▶ _Given exercise_: Check each line of the listing below for the string "screenshot", and give only how many lines hold it.

▶ _Material for the task_:

○ ○ ○ ○ ○ ○ ○

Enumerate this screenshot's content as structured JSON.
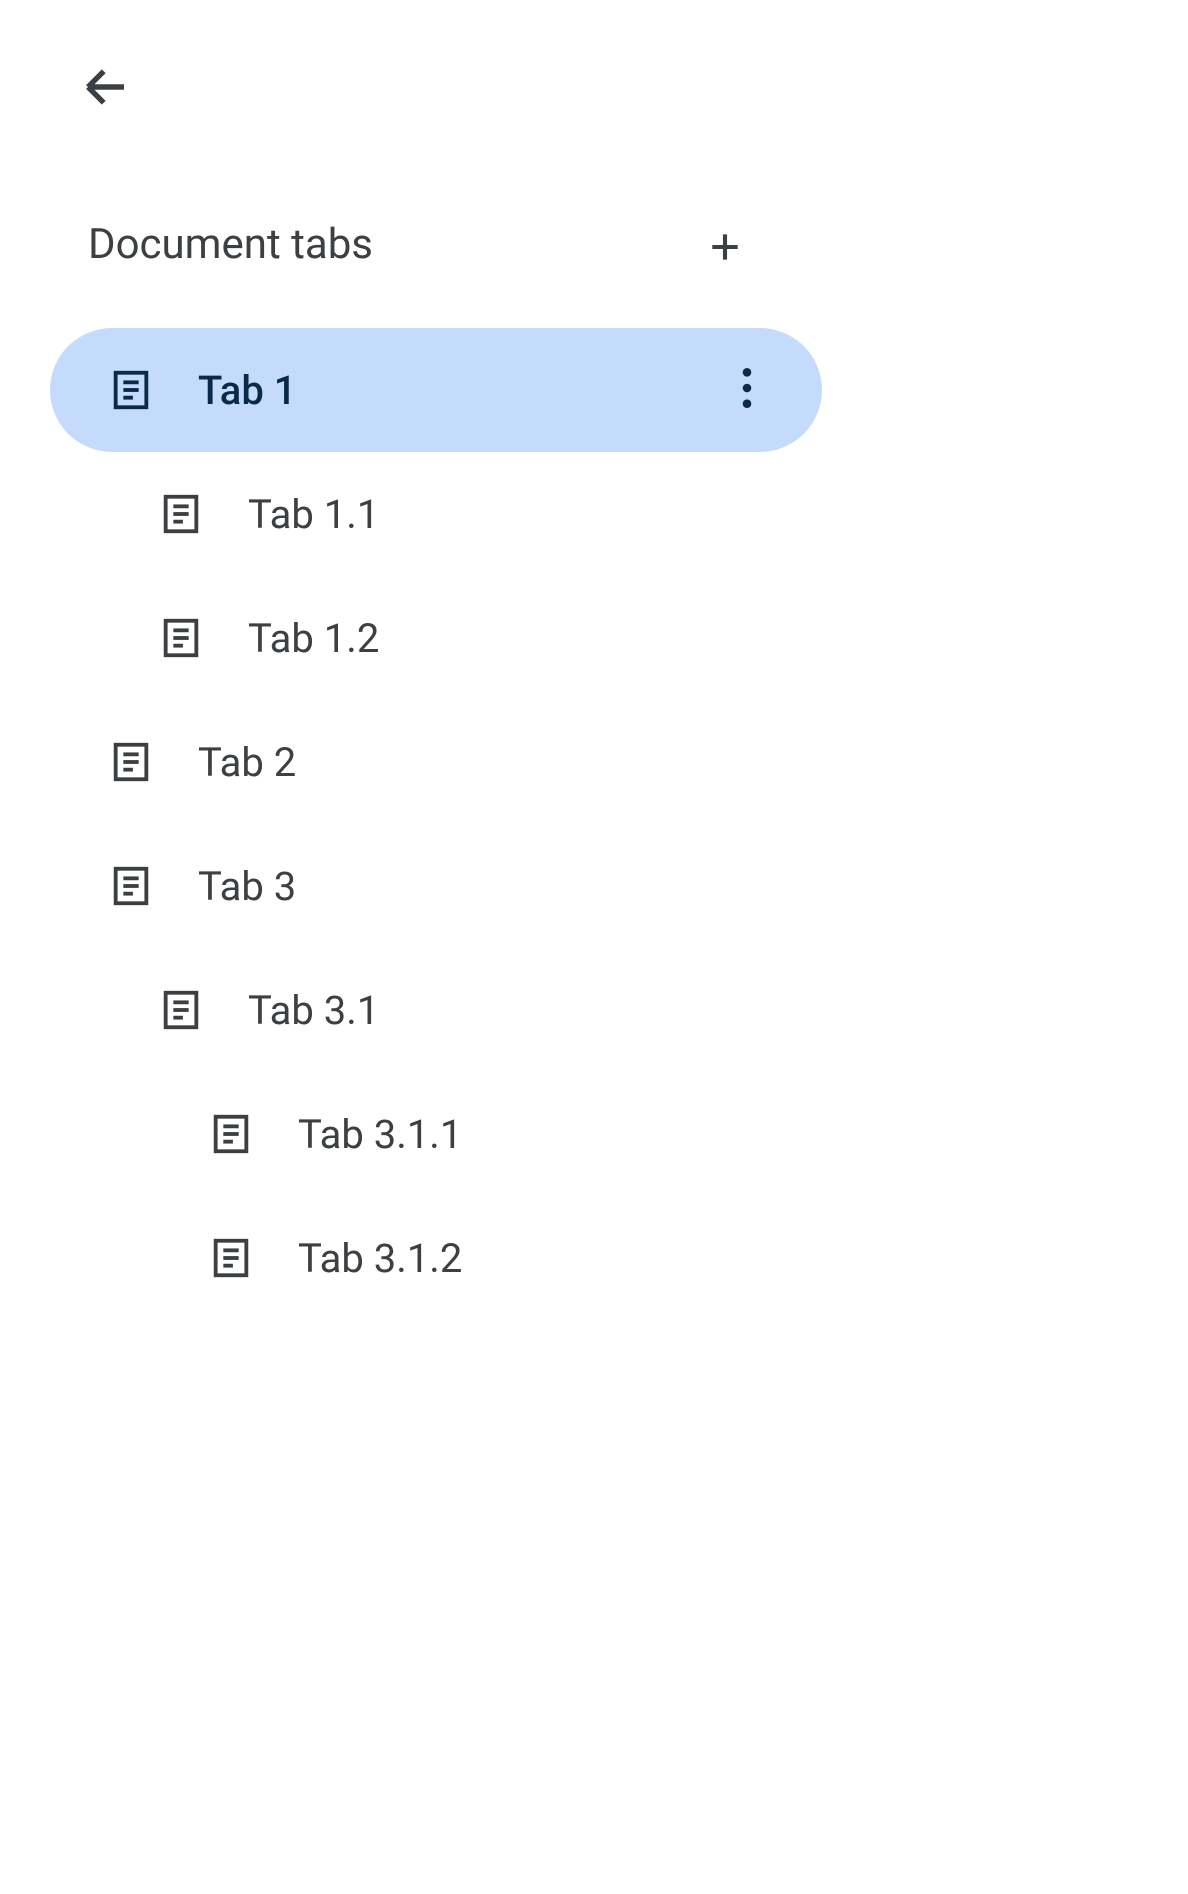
{
  "header": {
    "title": "Document tabs"
  },
  "tabs": [
    {
      "label": "Tab 1",
      "indent": 0,
      "selected": true
    },
    {
      "label": "Tab 1.1",
      "indent": 1,
      "selected": false
    },
    {
      "label": "Tab 1.2",
      "indent": 1,
      "selected": false
    },
    {
      "label": "Tab 2",
      "indent": 0,
      "selected": false
    },
    {
      "label": "Tab 3",
      "indent": 0,
      "selected": false
    },
    {
      "label": "Tab 3.1",
      "indent": 1,
      "selected": false
    },
    {
      "label": "Tab 3.1.1",
      "indent": 2,
      "selected": false
    },
    {
      "label": "Tab 3.1.2",
      "indent": 2,
      "selected": false
    }
  ]
}
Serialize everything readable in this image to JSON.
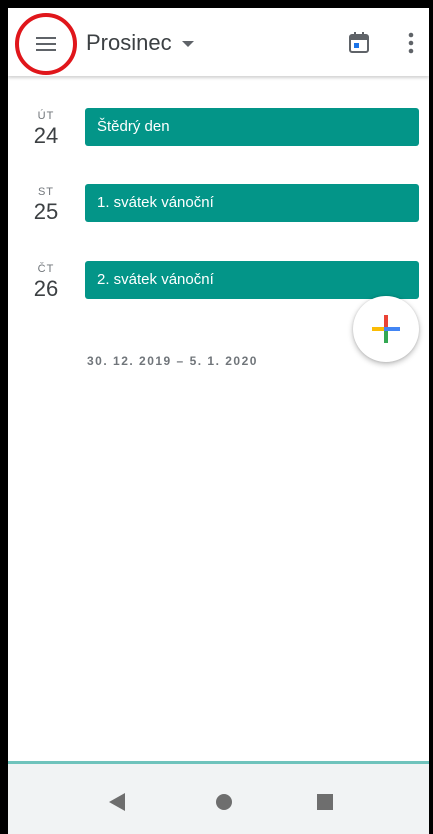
{
  "header": {
    "month": "Prosinec",
    "menu_icon": "hamburger-menu-icon",
    "today_icon": "calendar-today-icon",
    "more_icon": "more-vertical-icon",
    "highlight_color": "#e0161b"
  },
  "agenda": {
    "days": [
      {
        "dow": "ÚT",
        "date": "24",
        "event": "Štědrý den"
      },
      {
        "dow": "ST",
        "date": "25",
        "event": "1. svátek vánoční"
      },
      {
        "dow": "ČT",
        "date": "26",
        "event": "2. svátek vánoční"
      }
    ],
    "next_range": "30. 12. 2019 – 5. 1. 2020",
    "event_color": "#039588"
  },
  "fab": {
    "icon": "google-plus-icon"
  },
  "navigation": {
    "back_icon": "back-triangle-icon",
    "home_icon": "home-circle-icon",
    "recents_icon": "recents-square-icon"
  }
}
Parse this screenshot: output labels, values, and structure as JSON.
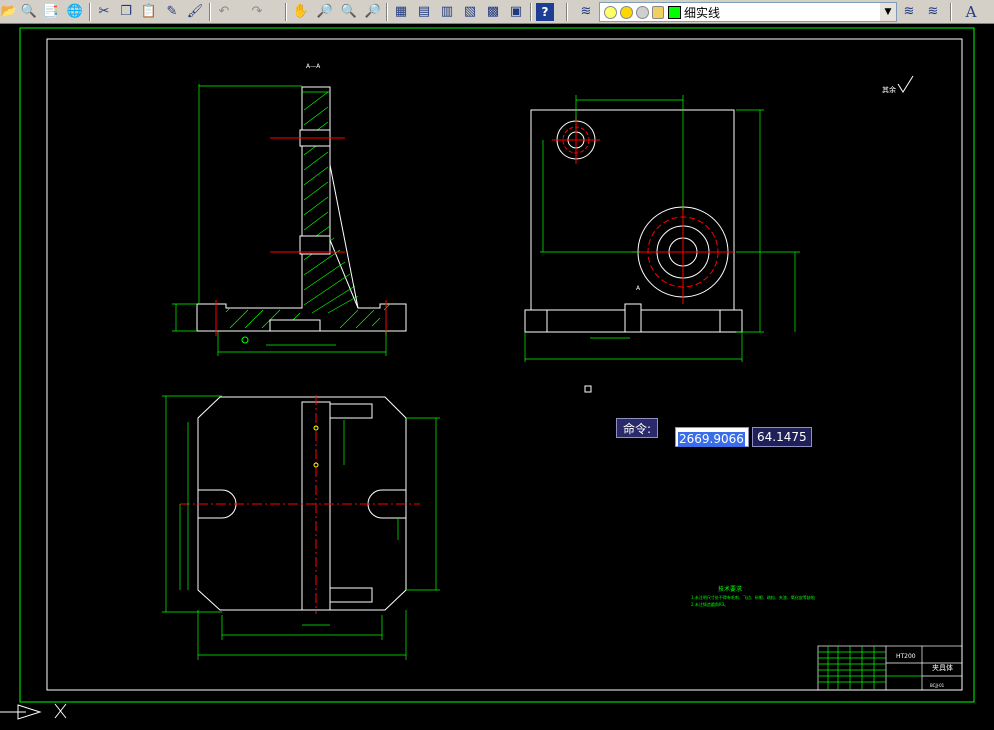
{
  "toolbar": {
    "icons": [
      "open-icon",
      "plot-preview-icon",
      "publish-icon",
      "globe-icon",
      "cut-icon",
      "copy-icon",
      "paste-icon",
      "match-properties-icon",
      "brush-icon",
      "undo-icon",
      "redo-icon",
      "pan-icon",
      "zoom-realtime-icon",
      "zoom-window-icon",
      "zoom-previous-icon",
      "properties-icon",
      "design-center-icon",
      "tool-palettes-icon",
      "sheet-set-icon",
      "markup-icon",
      "calculator-icon",
      "help-icon",
      "layer-manager-icon",
      "layer-previous-icon",
      "text-style-icon"
    ],
    "layer_name": "细实线"
  },
  "drawing": {
    "section_label": "A—A",
    "roughness_label": "其余",
    "section_mark": "A",
    "tech_title": "技术要求",
    "tech_line1": "1.未注明尺寸处不得有毛刺、飞边、砂眼、疏松、夹渣、氧化皮等缺陷",
    "tech_line2": "2.未注铸造圆角R3。",
    "title_material": "HT200",
    "title_part": "夹具体",
    "title_code": "BCJJ-01"
  },
  "command": {
    "label": "命令:",
    "x_value": "2669.9066",
    "y_value": "64.1475"
  },
  "colors": {
    "outline": "#ffffff",
    "dimension": "#00ff00",
    "centerline": "#ff0000",
    "hatch": "#00ff00",
    "cyan": "#00ffff",
    "background": "#000000"
  }
}
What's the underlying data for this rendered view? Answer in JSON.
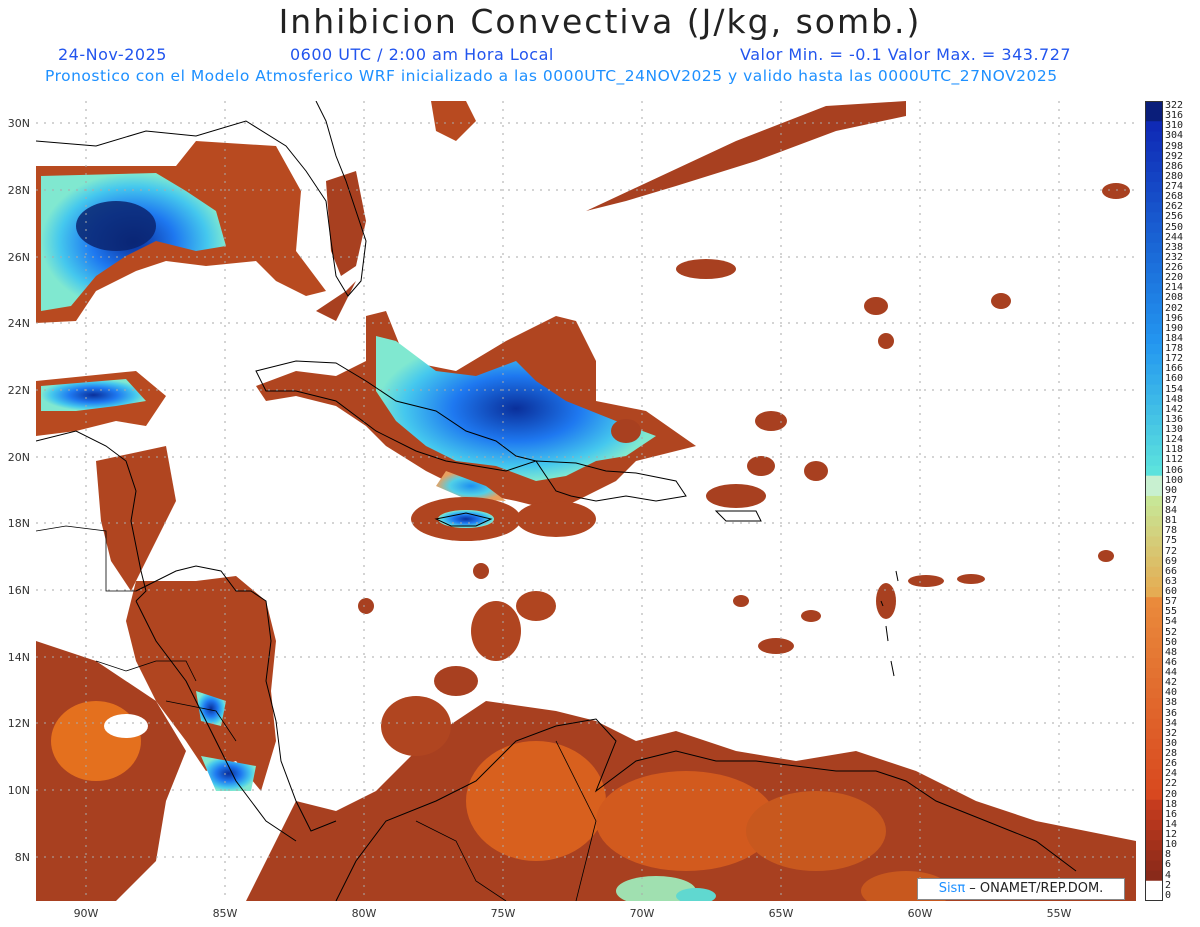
{
  "title": "Inhibicion Convectiva (J/kg, somb.)",
  "subtitle": {
    "date": "24-Nov-2025",
    "time": "0600 UTC / 2:00 am Hora Local",
    "minmax": "Valor Min. = -0.1  Valor Max. = 343.727",
    "model": "Pronostico con el Modelo Atmosferico WRF inicializado a las 0000UTC_24NOV2025 y valido hasta las  0000UTC_27NOV2025"
  },
  "axes": {
    "lat_labels": [
      "30N",
      "28N",
      "26N",
      "24N",
      "22N",
      "20N",
      "18N",
      "16N",
      "14N",
      "12N",
      "10N",
      "8N"
    ],
    "lon_labels": [
      "90W",
      "85W",
      "80W",
      "75W",
      "70W",
      "65W",
      "60W",
      "55W"
    ]
  },
  "colorbar": {
    "labels": [
      "322",
      "316",
      "310",
      "304",
      "298",
      "292",
      "286",
      "280",
      "274",
      "268",
      "262",
      "256",
      "250",
      "244",
      "238",
      "232",
      "226",
      "220",
      "214",
      "208",
      "202",
      "196",
      "190",
      "184",
      "178",
      "172",
      "166",
      "160",
      "154",
      "148",
      "142",
      "136",
      "130",
      "124",
      "118",
      "112",
      "106",
      "100",
      "90",
      "87",
      "84",
      "81",
      "78",
      "75",
      "72",
      "69",
      "66",
      "63",
      "60",
      "57",
      "55",
      "54",
      "52",
      "50",
      "48",
      "46",
      "44",
      "42",
      "40",
      "38",
      "36",
      "34",
      "32",
      "30",
      "28",
      "26",
      "24",
      "22",
      "20",
      "18",
      "16",
      "14",
      "12",
      "10",
      "8",
      "6",
      "4",
      "2",
      "0"
    ]
  },
  "credit": {
    "sis": "Sisπ",
    "text": " – ONAMET/REP.DOM."
  },
  "colors": {
    "low": "#8b2a1a",
    "mid": "#e8601a",
    "green": "#c8e8a0",
    "cyan": "#40e0d0",
    "blue": "#1e6ff0",
    "darkblue": "#0a1e7a"
  }
}
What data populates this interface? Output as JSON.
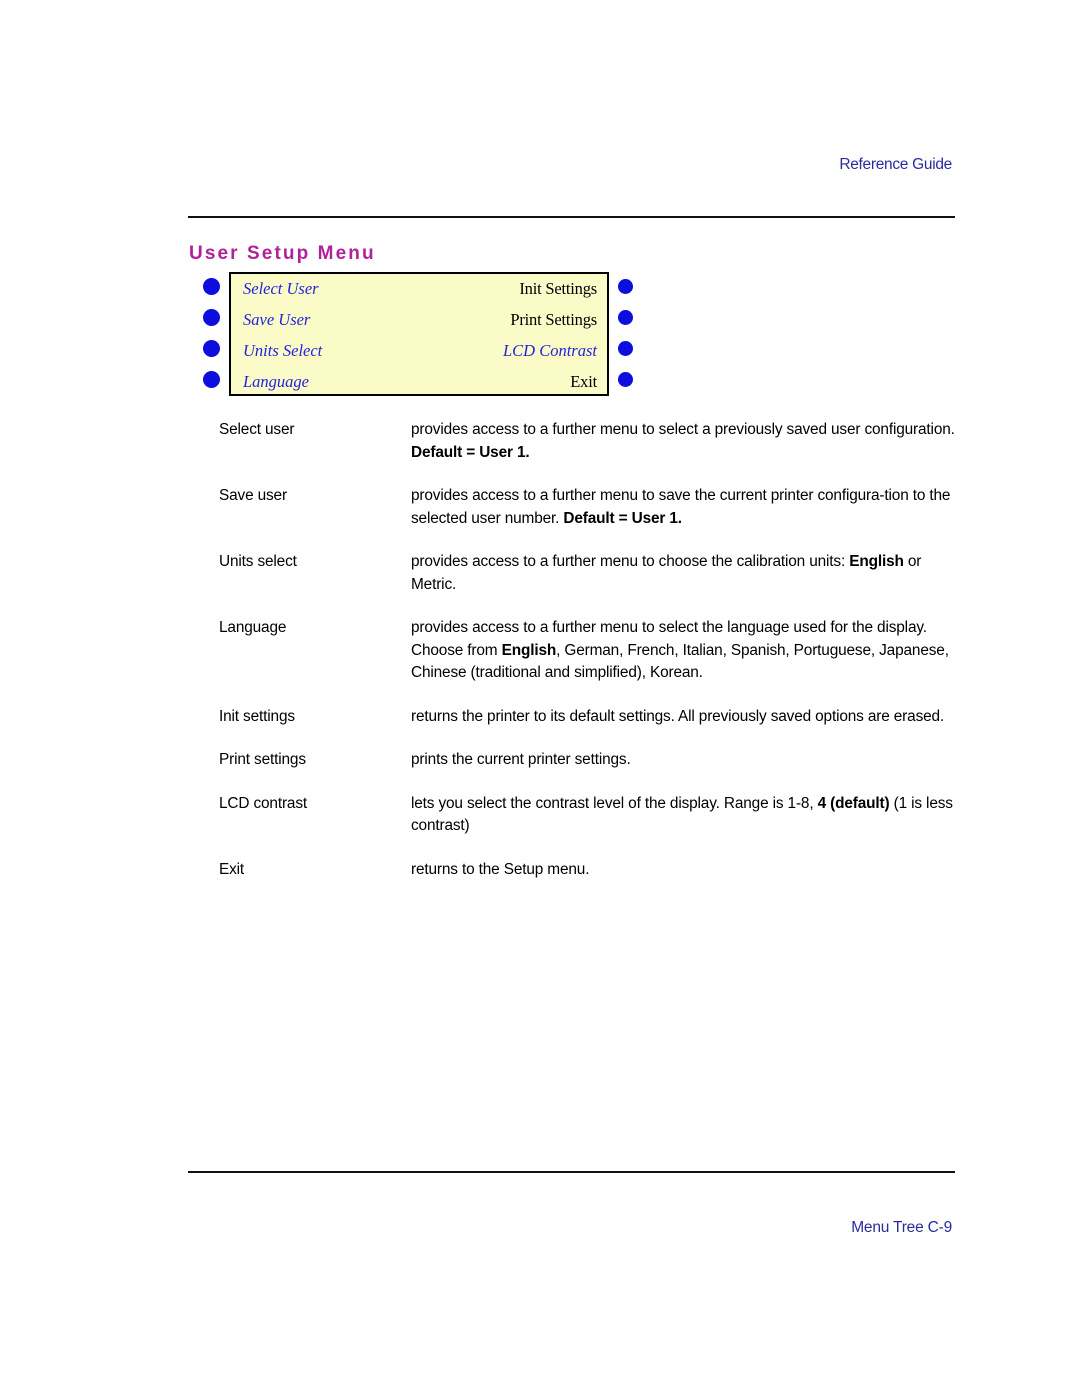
{
  "page": {
    "header_right": "Reference Guide",
    "footer_right": "Menu Tree  C-9",
    "section_title": "User Setup Menu"
  },
  "colors": {
    "header_footer_text": "#2b2b9e",
    "section_title": "#b0229a",
    "menu_box_fill": "#fbfbc8",
    "menu_box_border": "#000000",
    "menu_item_blue": "#2222dd",
    "bullet_dot": "#0d0ddd",
    "rule": "#111111"
  },
  "menu_diagram": {
    "rows": [
      {
        "left_label": "Select User",
        "left_style": "blue",
        "right_label": "Init Settings",
        "right_style": "black"
      },
      {
        "left_label": "Save User",
        "left_style": "blue",
        "right_label": "Print Settings",
        "right_style": "black"
      },
      {
        "left_label": "Units Select",
        "left_style": "blue",
        "right_label": "LCD Contrast",
        "right_style": "blue"
      },
      {
        "left_label": "Language",
        "left_style": "blue",
        "right_label": "Exit",
        "right_style": "black"
      }
    ],
    "left_dot_count": 4,
    "right_dot_count": 4
  },
  "definitions": [
    {
      "term": "Select user",
      "desc_html": "provides access to a further menu to select a previously saved user configuration. <b>Default = User 1.</b>"
    },
    {
      "term": "Save user",
      "desc_html": "provides access to a further menu to save the current printer configura-tion to the selected user number. <b>Default = User 1.</b>"
    },
    {
      "term": "Units select",
      "desc_html": "provides access to a further menu to choose the calibration units: <b>English</b> or Metric."
    },
    {
      "term": "Language",
      "desc_html": "provides access to a further menu to select the language used for the display. Choose from <b>English</b>, German, French, Italian, Spanish, Portuguese, Japanese, Chinese (traditional and simplified), Korean."
    },
    {
      "term": "Init settings",
      "desc_html": "returns the printer to its default settings. All previously saved options are erased."
    },
    {
      "term": "Print settings",
      "desc_html": "prints the current printer settings."
    },
    {
      "term": "LCD contrast",
      "desc_html": "lets you select the contrast level of the display. Range is 1-8, <b>4 (default)</b>  (1 is less contrast)"
    },
    {
      "term": "Exit",
      "desc_html": "returns to the Setup menu."
    }
  ]
}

○ ○ ○ ○ ○ ○ ○

▶ _Solution_: 2